Task to carry out: Check each line of the data below for the word "建设伟大工程", then extract the ones that have it.

Data excerpts:

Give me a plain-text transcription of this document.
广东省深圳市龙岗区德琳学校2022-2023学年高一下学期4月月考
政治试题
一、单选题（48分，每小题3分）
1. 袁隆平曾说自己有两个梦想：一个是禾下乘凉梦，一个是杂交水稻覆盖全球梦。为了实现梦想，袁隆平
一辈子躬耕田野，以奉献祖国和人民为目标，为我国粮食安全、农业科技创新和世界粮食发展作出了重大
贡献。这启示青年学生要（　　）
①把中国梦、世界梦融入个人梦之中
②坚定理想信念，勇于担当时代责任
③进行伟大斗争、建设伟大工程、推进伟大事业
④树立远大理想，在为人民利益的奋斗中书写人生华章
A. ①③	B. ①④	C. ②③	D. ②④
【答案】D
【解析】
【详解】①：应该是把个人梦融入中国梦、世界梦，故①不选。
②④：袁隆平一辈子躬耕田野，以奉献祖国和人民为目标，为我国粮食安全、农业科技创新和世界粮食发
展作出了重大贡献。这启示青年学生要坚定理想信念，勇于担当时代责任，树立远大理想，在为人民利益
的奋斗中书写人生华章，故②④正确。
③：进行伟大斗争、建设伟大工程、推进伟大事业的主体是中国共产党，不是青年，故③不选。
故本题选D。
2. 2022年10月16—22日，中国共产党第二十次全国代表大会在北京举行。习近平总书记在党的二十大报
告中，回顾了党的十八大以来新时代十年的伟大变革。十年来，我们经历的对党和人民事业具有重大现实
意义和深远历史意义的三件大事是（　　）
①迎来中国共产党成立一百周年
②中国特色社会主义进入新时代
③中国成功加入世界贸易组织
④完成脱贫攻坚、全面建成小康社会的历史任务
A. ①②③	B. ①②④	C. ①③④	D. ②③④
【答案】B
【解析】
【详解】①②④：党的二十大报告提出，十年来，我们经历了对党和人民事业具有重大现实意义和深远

Full answer:
③进行伟大斗争、建设伟大工程、推进伟大事业
③：进行伟大斗争、建设伟大工程、推进伟大事业的主体是中国共产党，不是青年，故③不选。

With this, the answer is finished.